-- START OF Dataset entries --

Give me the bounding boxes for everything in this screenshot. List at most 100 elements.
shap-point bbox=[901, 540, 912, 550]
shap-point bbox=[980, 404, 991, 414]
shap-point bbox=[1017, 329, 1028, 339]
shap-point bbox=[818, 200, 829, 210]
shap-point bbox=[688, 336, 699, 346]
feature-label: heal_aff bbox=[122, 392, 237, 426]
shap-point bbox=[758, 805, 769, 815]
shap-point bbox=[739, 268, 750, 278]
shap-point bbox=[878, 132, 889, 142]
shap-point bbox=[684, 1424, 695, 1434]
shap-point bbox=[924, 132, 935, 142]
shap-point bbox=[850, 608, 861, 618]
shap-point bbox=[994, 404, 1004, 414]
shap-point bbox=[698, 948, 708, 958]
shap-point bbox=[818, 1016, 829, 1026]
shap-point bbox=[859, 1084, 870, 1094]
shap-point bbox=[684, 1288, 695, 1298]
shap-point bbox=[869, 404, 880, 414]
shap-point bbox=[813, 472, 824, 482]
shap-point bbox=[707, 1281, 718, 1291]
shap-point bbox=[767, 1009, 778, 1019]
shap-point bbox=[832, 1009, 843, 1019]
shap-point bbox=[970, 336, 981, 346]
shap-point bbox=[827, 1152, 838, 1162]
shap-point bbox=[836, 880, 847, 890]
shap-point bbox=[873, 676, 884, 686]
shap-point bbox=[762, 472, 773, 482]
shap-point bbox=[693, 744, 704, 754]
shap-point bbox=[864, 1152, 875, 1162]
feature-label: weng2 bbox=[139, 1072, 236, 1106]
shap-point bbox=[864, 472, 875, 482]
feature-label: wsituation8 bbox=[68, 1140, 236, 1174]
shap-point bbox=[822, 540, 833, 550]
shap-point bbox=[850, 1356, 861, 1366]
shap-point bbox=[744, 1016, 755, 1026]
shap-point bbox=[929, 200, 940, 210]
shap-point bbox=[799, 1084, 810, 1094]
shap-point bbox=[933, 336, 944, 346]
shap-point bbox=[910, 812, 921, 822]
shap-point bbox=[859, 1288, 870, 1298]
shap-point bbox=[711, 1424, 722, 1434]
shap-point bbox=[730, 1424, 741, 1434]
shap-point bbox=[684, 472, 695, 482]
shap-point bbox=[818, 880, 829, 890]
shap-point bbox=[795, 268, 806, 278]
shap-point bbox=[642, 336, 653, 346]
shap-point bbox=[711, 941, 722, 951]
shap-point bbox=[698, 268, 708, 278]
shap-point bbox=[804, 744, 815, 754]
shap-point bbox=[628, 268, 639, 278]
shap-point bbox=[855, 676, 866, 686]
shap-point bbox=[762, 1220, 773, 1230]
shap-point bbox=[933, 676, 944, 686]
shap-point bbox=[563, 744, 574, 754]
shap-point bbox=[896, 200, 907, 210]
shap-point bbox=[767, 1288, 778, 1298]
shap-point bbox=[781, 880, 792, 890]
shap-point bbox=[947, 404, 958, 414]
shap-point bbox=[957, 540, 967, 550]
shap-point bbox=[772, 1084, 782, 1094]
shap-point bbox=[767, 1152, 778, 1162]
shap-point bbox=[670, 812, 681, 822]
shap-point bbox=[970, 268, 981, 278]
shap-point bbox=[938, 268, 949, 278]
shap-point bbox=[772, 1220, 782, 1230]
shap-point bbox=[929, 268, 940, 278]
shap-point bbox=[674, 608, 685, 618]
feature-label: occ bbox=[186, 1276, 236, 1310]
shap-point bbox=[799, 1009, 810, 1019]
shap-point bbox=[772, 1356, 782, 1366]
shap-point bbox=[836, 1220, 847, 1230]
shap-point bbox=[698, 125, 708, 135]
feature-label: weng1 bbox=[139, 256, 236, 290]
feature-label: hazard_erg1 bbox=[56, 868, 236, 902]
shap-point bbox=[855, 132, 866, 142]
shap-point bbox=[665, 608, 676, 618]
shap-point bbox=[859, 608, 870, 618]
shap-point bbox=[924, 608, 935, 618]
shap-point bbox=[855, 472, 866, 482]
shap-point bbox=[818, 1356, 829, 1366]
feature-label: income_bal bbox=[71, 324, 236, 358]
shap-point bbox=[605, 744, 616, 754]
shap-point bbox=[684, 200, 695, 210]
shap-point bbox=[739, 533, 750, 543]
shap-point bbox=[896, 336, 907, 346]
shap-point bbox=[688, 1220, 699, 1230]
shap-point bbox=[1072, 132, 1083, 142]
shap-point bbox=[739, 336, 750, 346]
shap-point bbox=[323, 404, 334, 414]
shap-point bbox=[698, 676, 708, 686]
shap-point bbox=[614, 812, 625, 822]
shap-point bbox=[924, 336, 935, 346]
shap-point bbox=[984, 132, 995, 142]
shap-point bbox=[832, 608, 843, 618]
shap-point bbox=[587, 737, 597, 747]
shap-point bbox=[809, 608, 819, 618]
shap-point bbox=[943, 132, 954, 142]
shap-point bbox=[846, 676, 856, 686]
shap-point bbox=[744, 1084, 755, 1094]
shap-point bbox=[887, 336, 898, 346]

-- END OF Dataset entries --

What is expected: Update the rows above by changing every "feature-label" to "axis-label". Leave all other text in them the same.

Solution to the exercise:
Give me the bounding boxes for everything in this screenshot. List at most 100 elements.
shap-point bbox=[901, 540, 912, 550]
shap-point bbox=[980, 404, 991, 414]
shap-point bbox=[1017, 329, 1028, 339]
shap-point bbox=[818, 200, 829, 210]
shap-point bbox=[688, 336, 699, 346]
axis-label: heal_aff bbox=[122, 392, 237, 426]
shap-point bbox=[758, 805, 769, 815]
shap-point bbox=[739, 268, 750, 278]
shap-point bbox=[878, 132, 889, 142]
shap-point bbox=[684, 1424, 695, 1434]
shap-point bbox=[924, 132, 935, 142]
shap-point bbox=[850, 608, 861, 618]
shap-point bbox=[994, 404, 1004, 414]
shap-point bbox=[698, 948, 708, 958]
shap-point bbox=[818, 1016, 829, 1026]
shap-point bbox=[859, 1084, 870, 1094]
shap-point bbox=[684, 1288, 695, 1298]
shap-point bbox=[869, 404, 880, 414]
shap-point bbox=[813, 472, 824, 482]
shap-point bbox=[707, 1281, 718, 1291]
shap-point bbox=[767, 1009, 778, 1019]
shap-point bbox=[832, 1009, 843, 1019]
shap-point bbox=[970, 336, 981, 346]
shap-point bbox=[827, 1152, 838, 1162]
shap-point bbox=[836, 880, 847, 890]
shap-point bbox=[873, 676, 884, 686]
shap-point bbox=[762, 472, 773, 482]
shap-point bbox=[693, 744, 704, 754]
shap-point bbox=[864, 1152, 875, 1162]
axis-label: weng2 bbox=[139, 1072, 236, 1106]
shap-point bbox=[864, 472, 875, 482]
axis-label: wsituation8 bbox=[68, 1140, 236, 1174]
shap-point bbox=[822, 540, 833, 550]
shap-point bbox=[850, 1356, 861, 1366]
shap-point bbox=[744, 1016, 755, 1026]
shap-point bbox=[929, 200, 940, 210]
shap-point bbox=[799, 1084, 810, 1094]
shap-point bbox=[933, 336, 944, 346]
shap-point bbox=[910, 812, 921, 822]
shap-point bbox=[859, 1288, 870, 1298]
shap-point bbox=[711, 1424, 722, 1434]
shap-point bbox=[730, 1424, 741, 1434]
shap-point bbox=[684, 472, 695, 482]
shap-point bbox=[818, 880, 829, 890]
shap-point bbox=[795, 268, 806, 278]
shap-point bbox=[642, 336, 653, 346]
shap-point bbox=[711, 941, 722, 951]
shap-point bbox=[698, 268, 708, 278]
shap-point bbox=[804, 744, 815, 754]
shap-point bbox=[628, 268, 639, 278]
shap-point bbox=[855, 676, 866, 686]
shap-point bbox=[762, 1220, 773, 1230]
shap-point bbox=[933, 676, 944, 686]
shap-point bbox=[563, 744, 574, 754]
shap-point bbox=[896, 200, 907, 210]
shap-point bbox=[767, 1288, 778, 1298]
shap-point bbox=[781, 880, 792, 890]
shap-point bbox=[947, 404, 958, 414]
shap-point bbox=[957, 540, 967, 550]
shap-point bbox=[772, 1084, 782, 1094]
shap-point bbox=[767, 1152, 778, 1162]
shap-point bbox=[670, 812, 681, 822]
shap-point bbox=[970, 268, 981, 278]
shap-point bbox=[938, 268, 949, 278]
shap-point bbox=[772, 1220, 782, 1230]
shap-point bbox=[929, 268, 940, 278]
shap-point bbox=[674, 608, 685, 618]
axis-label: occ bbox=[186, 1276, 236, 1310]
shap-point bbox=[799, 1009, 810, 1019]
shap-point bbox=[772, 1356, 782, 1366]
shap-point bbox=[836, 1220, 847, 1230]
shap-point bbox=[698, 125, 708, 135]
axis-label: weng1 bbox=[139, 256, 236, 290]
axis-label: hazard_erg1 bbox=[56, 868, 236, 902]
shap-point bbox=[855, 132, 866, 142]
shap-point bbox=[665, 608, 676, 618]
shap-point bbox=[859, 608, 870, 618]
shap-point bbox=[924, 608, 935, 618]
shap-point bbox=[855, 472, 866, 482]
shap-point bbox=[818, 1356, 829, 1366]
axis-label: income_bal bbox=[71, 324, 236, 358]
shap-point bbox=[605, 744, 616, 754]
shap-point bbox=[684, 200, 695, 210]
shap-point bbox=[739, 533, 750, 543]
shap-point bbox=[896, 336, 907, 346]
shap-point bbox=[688, 1220, 699, 1230]
shap-point bbox=[1072, 132, 1083, 142]
shap-point bbox=[739, 336, 750, 346]
shap-point bbox=[323, 404, 334, 414]
shap-point bbox=[698, 676, 708, 686]
shap-point bbox=[614, 812, 625, 822]
shap-point bbox=[924, 336, 935, 346]
shap-point bbox=[984, 132, 995, 142]
shap-point bbox=[832, 608, 843, 618]
shap-point bbox=[587, 737, 597, 747]
shap-point bbox=[809, 608, 819, 618]
shap-point bbox=[943, 132, 954, 142]
shap-point bbox=[846, 676, 856, 686]
shap-point bbox=[744, 1084, 755, 1094]
shap-point bbox=[887, 336, 898, 346]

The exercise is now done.